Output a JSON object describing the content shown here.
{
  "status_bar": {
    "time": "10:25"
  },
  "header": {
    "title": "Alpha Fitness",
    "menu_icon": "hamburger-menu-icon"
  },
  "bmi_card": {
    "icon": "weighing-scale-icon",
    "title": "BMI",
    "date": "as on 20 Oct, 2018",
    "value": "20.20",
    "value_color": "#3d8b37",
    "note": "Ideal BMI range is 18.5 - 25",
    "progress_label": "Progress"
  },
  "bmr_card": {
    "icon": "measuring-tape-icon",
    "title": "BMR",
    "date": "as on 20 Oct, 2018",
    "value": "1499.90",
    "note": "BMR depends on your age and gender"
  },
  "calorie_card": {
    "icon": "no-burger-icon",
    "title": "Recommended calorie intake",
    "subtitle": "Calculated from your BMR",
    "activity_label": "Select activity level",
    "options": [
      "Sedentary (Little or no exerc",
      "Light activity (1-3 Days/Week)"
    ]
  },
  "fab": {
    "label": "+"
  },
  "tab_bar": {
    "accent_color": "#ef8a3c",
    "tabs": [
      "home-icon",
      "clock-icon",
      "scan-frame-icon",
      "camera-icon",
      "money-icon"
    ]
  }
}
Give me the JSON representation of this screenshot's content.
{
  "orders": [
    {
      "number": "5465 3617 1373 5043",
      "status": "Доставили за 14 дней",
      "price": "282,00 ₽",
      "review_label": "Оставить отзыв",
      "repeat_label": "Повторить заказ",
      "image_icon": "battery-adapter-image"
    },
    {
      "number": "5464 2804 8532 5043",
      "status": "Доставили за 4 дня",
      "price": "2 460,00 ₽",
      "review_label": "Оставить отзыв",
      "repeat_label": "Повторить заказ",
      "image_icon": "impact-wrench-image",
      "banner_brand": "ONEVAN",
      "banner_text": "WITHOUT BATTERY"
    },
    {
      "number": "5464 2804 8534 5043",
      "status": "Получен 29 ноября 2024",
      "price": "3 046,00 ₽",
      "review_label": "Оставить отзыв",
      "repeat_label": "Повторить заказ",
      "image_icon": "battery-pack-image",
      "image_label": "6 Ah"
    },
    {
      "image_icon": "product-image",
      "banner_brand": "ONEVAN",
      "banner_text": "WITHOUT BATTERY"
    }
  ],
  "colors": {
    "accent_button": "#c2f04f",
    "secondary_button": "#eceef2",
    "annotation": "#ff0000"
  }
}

○ ○ ○ ○ ○ ○ ○

**PROBLEM DESCRIPTION**
Above are the records; copy exactly the lines from the one with "Give me the" through the final line.

**WORKED SOLUTION**
Give me the JSON representation of this screenshot's content.
{
  "orders": [
    {
      "number": "5465 3617 1373 5043",
      "status": "Доставили за 14 дней",
      "price": "282,00 ₽",
      "review_label": "Оставить отзыв",
      "repeat_label": "Повторить заказ",
      "image_icon": "battery-adapter-image"
    },
    {
      "number": "5464 2804 8532 5043",
      "status": "Доставили за 4 дня",
      "price": "2 460,00 ₽",
      "review_label": "Оставить отзыв",
      "repeat_label": "Повторить заказ",
      "image_icon": "impact-wrench-image",
      "banner_brand": "ONEVAN",
      "banner_text": "WITHOUT BATTERY"
    },
    {
      "number": "5464 2804 8534 5043",
      "status": "Получен 29 ноября 2024",
      "price": "3 046,00 ₽",
      "review_label": "Оставить отзыв",
      "repeat_label": "Повторить заказ",
      "image_icon": "battery-pack-image",
      "image_label": "6 Ah"
    },
    {
      "image_icon": "product-image",
      "banner_brand": "ONEVAN",
      "banner_text": "WITHOUT BATTERY"
    }
  ],
  "colors": {
    "accent_button": "#c2f04f",
    "secondary_button": "#eceef2",
    "annotation": "#ff0000"
  }
}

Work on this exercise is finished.